== Task input ==

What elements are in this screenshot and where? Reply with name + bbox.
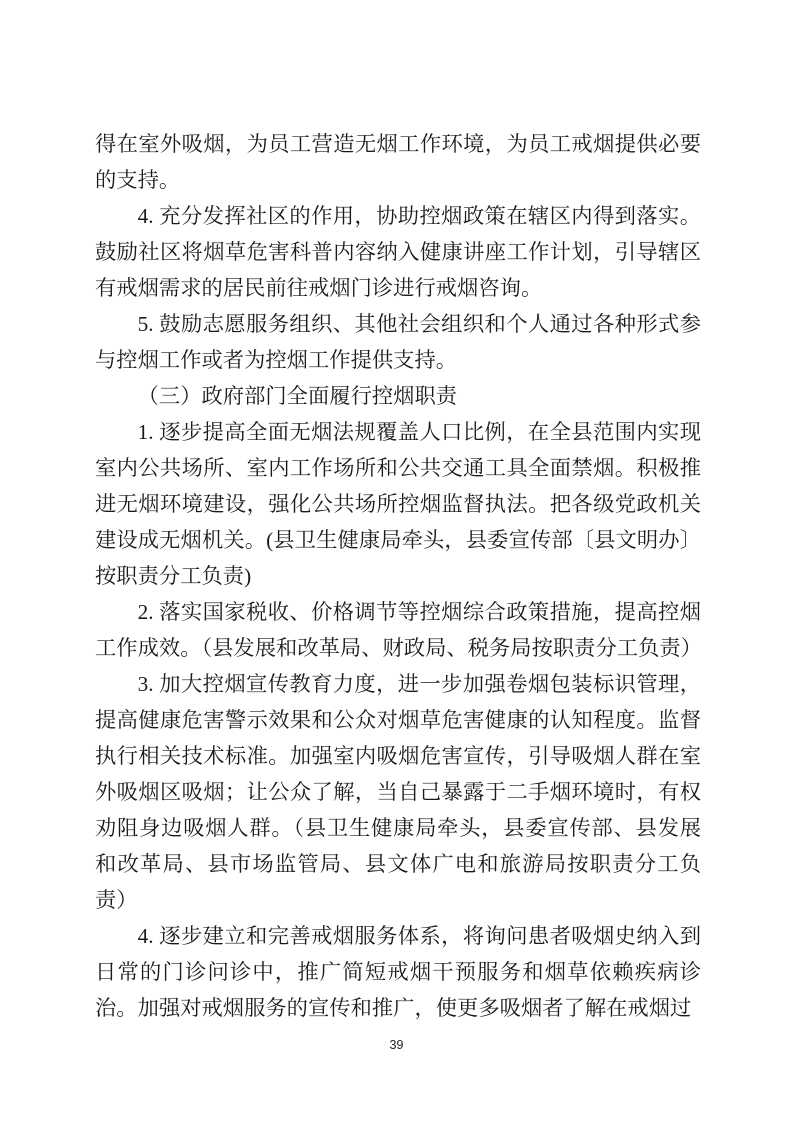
document-body: 得在室外吸烟，为员工营造无烟工作环境，为员工戒烟提供必要的支持。 4. 充分发挥… xyxy=(95,126,701,1026)
paragraph-item-2-tax-policy: 2. 落实国家税收、价格调节等控烟综合政策措施，提高控烟工作成效。（县发展和改革… xyxy=(95,594,701,666)
paragraph-item-1-smokefree-laws: 1. 逐步提高全面无烟法规覆盖人口比例，在全县范围内实现室内公共场所、室内工作场… xyxy=(95,414,701,594)
page-number: 39 xyxy=(390,1038,404,1052)
page-footer: 39 xyxy=(0,1036,793,1054)
paragraph-item-4-community-role: 4. 充分发挥社区的作用，协助控烟政策在辖区内得到落实。鼓励社区将烟草危害科普内… xyxy=(95,198,701,306)
section-heading-government-duties: （三）政府部门全面履行控烟职责 xyxy=(95,378,701,414)
paragraph-item-3-publicity-education: 3. 加大控烟宣传教育力度，进一步加强卷烟包装标识管理，提高健康危害警示效果和公… xyxy=(95,666,701,918)
paragraph-item-4-cessation-services: 4. 逐步建立和完善戒烟服务体系，将询问患者吸烟史纳入到日常的门诊问诊中，推广简… xyxy=(95,918,701,1026)
paragraph-continued-from-previous-page: 得在室外吸烟，为员工营造无烟工作环境，为员工戒烟提供必要的支持。 xyxy=(95,126,701,198)
paragraph-item-5-volunteer-orgs: 5. 鼓励志愿服务组织、其他社会组织和个人通过各种形式参与控烟工作或者为控烟工作… xyxy=(95,306,701,378)
document-page: 得在室外吸烟，为员工营造无烟工作环境，为员工戒烟提供必要的支持。 4. 充分发挥… xyxy=(0,0,793,1122)
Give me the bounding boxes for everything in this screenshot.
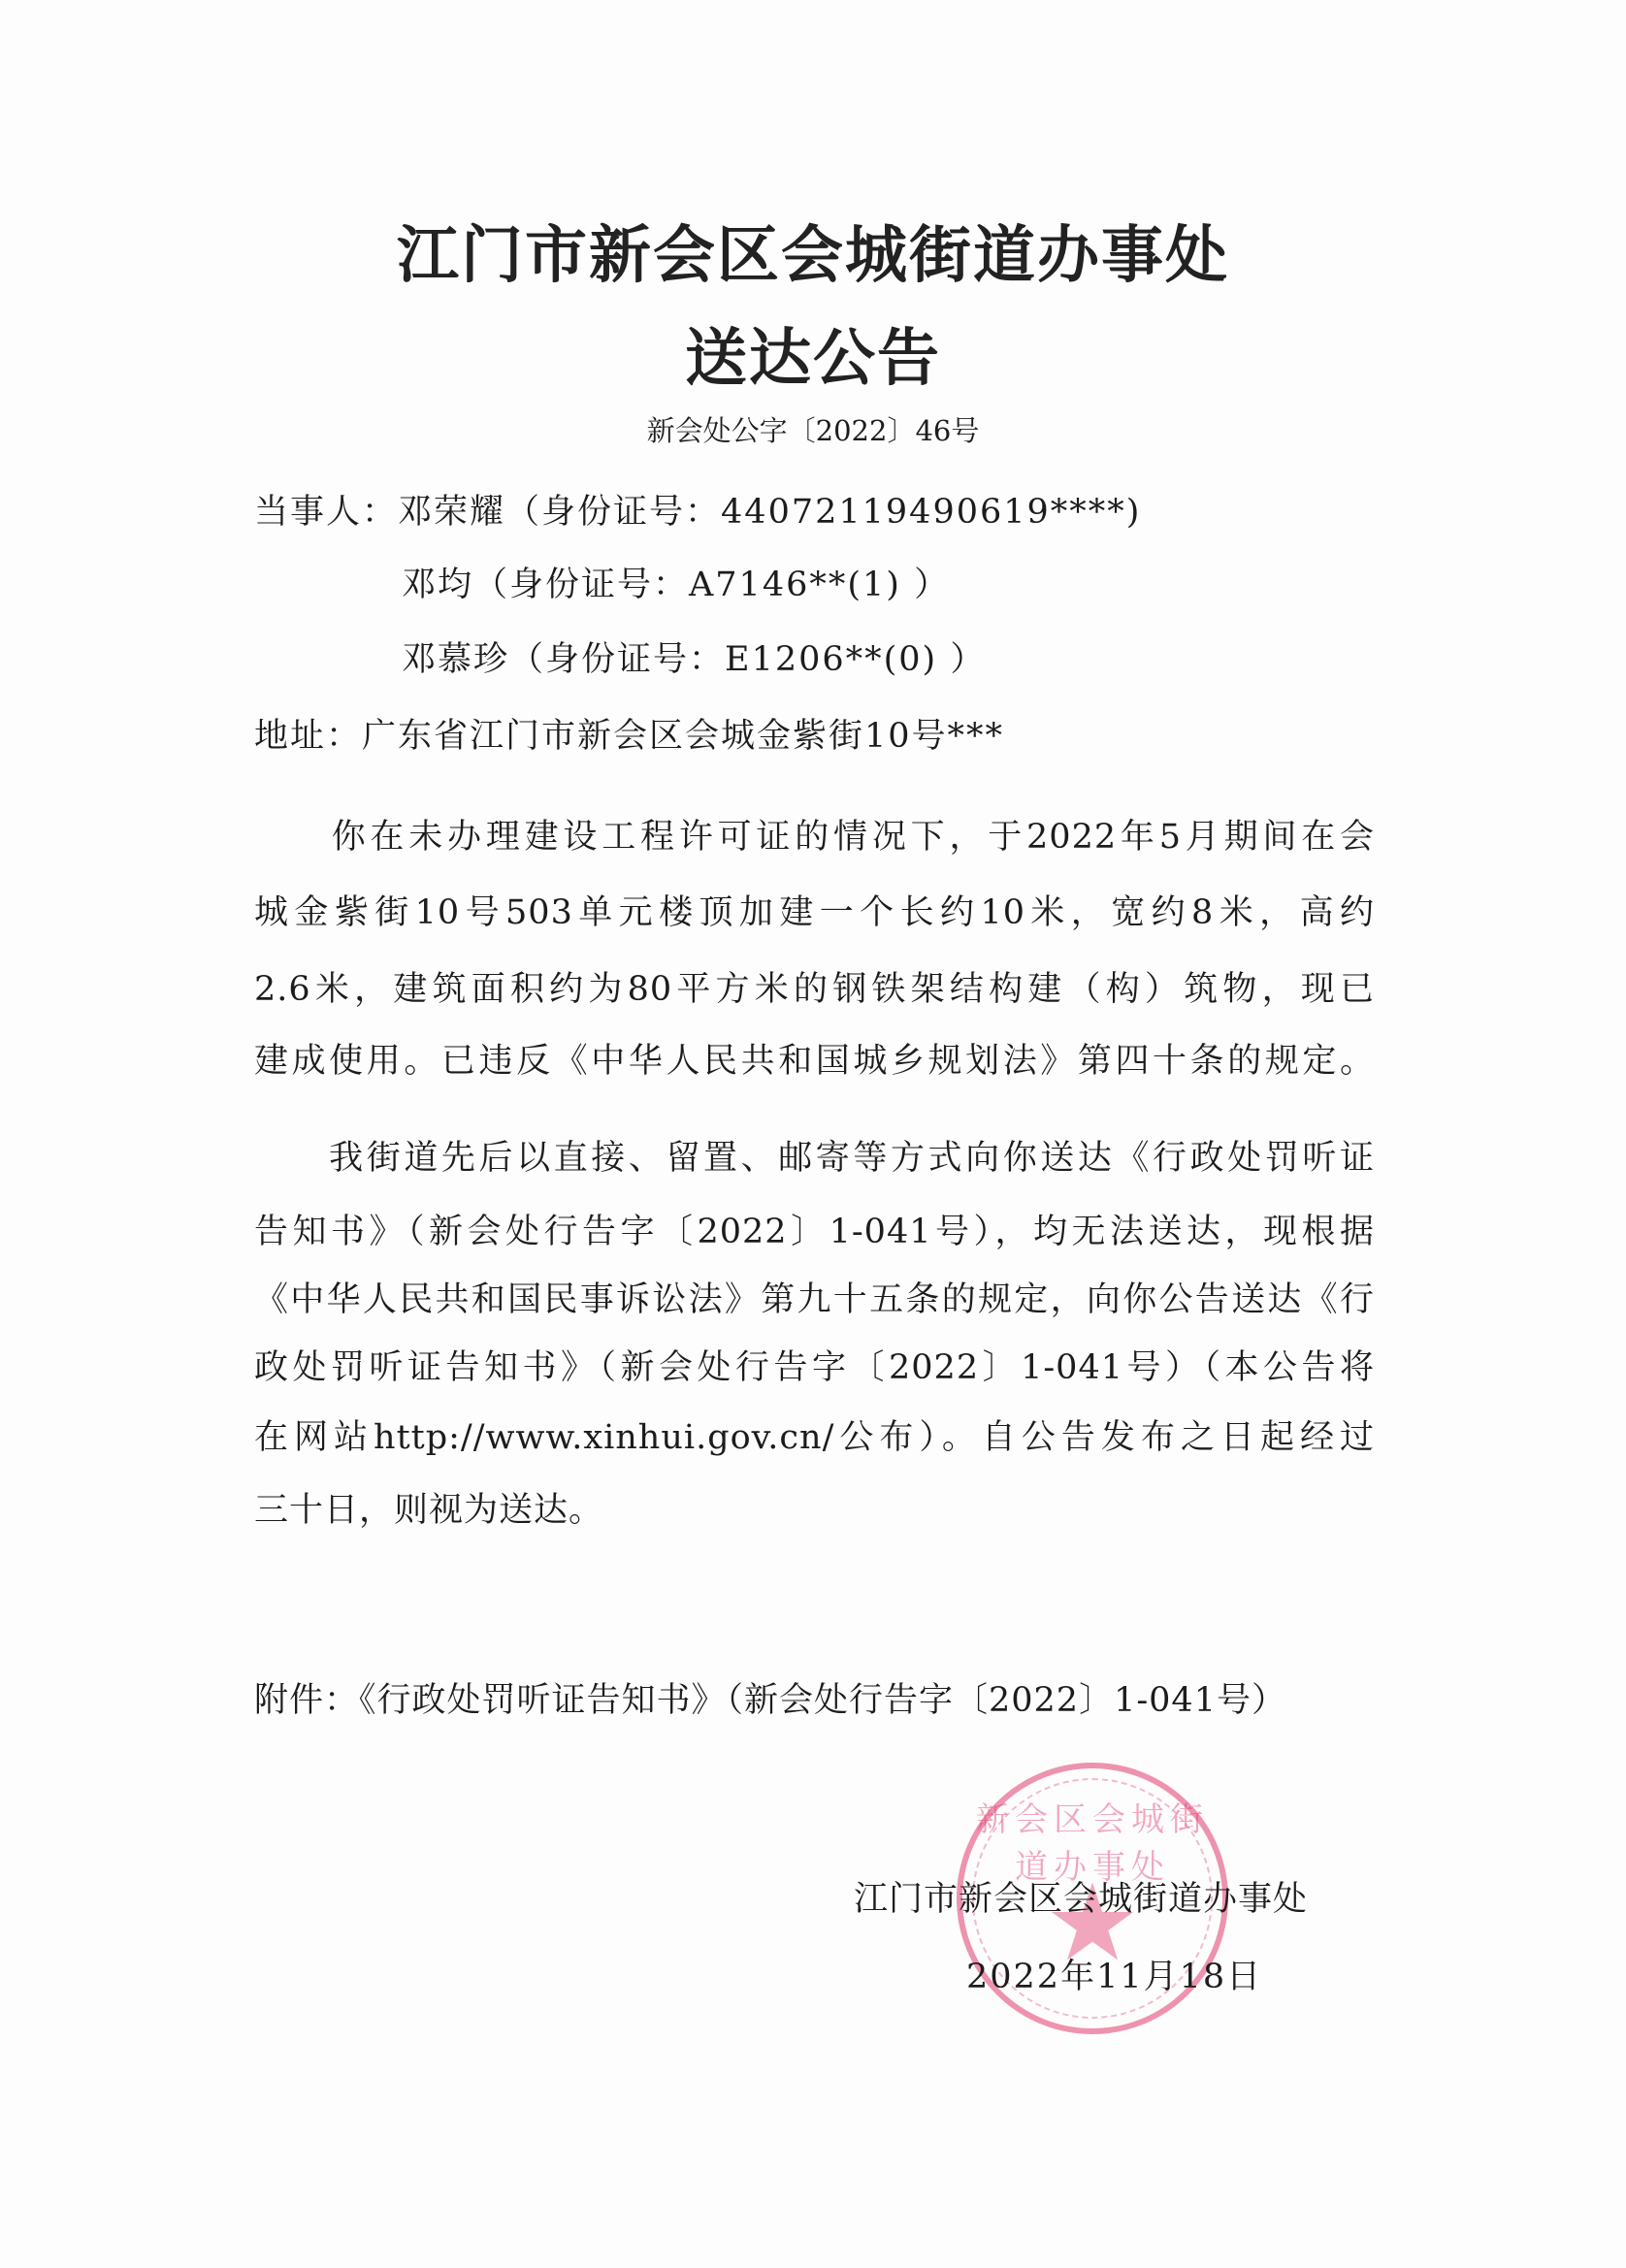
- paragraph-line: 建成使用。已违反《中华人民共和国城乡规划法》第四十条的规定。: [254, 1034, 1375, 1083]
- paragraph-line: 城金紫街10号503单元楼顶加建一个长约10米，宽约8米，高约: [254, 886, 1375, 934]
- title-line1: 江门市新会区会城街道办事处: [0, 206, 1626, 295]
- paragraph-line: 政处罚听证告知书》（新会处行告字〔2022〕1-041号）（本公告将: [254, 1341, 1375, 1389]
- parties-line-2: 邓均（身份证号：A7146**(1) ）: [402, 558, 950, 606]
- paragraph-line: 在网站http://www.xinhui.gov.cn/公布）。自公告发布之日起…: [254, 1410, 1375, 1459]
- party-name: 邓荣耀: [398, 493, 505, 532]
- paragraph-line: 2.6米，建筑面积约为80平方米的钢铁架结构建（构）筑物，现已: [254, 962, 1375, 1011]
- party-name: 邓均: [402, 566, 473, 604]
- paragraph-line: 三十日，则视为送达。: [254, 1483, 1375, 1532]
- paragraph-line: 你在未办理建设工程许可证的情况下，于2022年5月期间在会: [254, 810, 1375, 859]
- parties-line-1: 当事人：邓荣耀（身份证号：44072119490619****): [254, 485, 1141, 534]
- party-id: （身份证号：44072119490619****): [505, 493, 1141, 532]
- signature-org: 江门市新会区会城街道办事处: [854, 1872, 1308, 1921]
- parties-label: 当事人：: [254, 493, 398, 532]
- signature-date: 2022年11月18日: [966, 1950, 1262, 1998]
- party-id: （身份证号：E1206**(0) ）: [509, 640, 986, 679]
- paragraph-line: 告知书》（新会处行告字〔2022〕1-041号），均无法送达，现根据: [254, 1205, 1375, 1253]
- address-line: 地址：广东省江门市新会区会城金紫街10号***: [254, 709, 1004, 758]
- address-label: 地址：: [254, 717, 362, 756]
- attachment-line: 附件：《行政处罚听证告知书》（新会处行告字〔2022〕1-041号）: [254, 1673, 1286, 1722]
- paragraph-line: 我街道先后以直接、留置、邮寄等方式向你送达《行政处罚听证: [254, 1131, 1375, 1180]
- paragraph-line: 《中华人民共和国民事诉讼法》第九十五条的规定，向你公告送达《行: [254, 1273, 1375, 1321]
- doc-number: 新会处公字〔2022〕46号: [0, 409, 1626, 449]
- party-name: 邓慕珍: [402, 640, 509, 679]
- title-line2: 送达公告: [0, 308, 1626, 398]
- party-id: （身份证号：A7146**(1) ）: [473, 566, 950, 604]
- parties-line-3: 邓慕珍（身份证号：E1206**(0) ）: [402, 632, 986, 681]
- address-value: 广东省江门市新会区会城金紫街10号***: [362, 717, 1004, 756]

===

**Required work:** Copy every line of the listing above that contains the string "address". Case counts.

**Final result:**
- address-line: 地址：广东省江门市新会区会城金紫街10号***: [254, 709, 1004, 758]
- address-label: 地址：: [254, 717, 362, 756]
- address-value: 广东省江门市新会区会城金紫街10号***: [362, 717, 1004, 756]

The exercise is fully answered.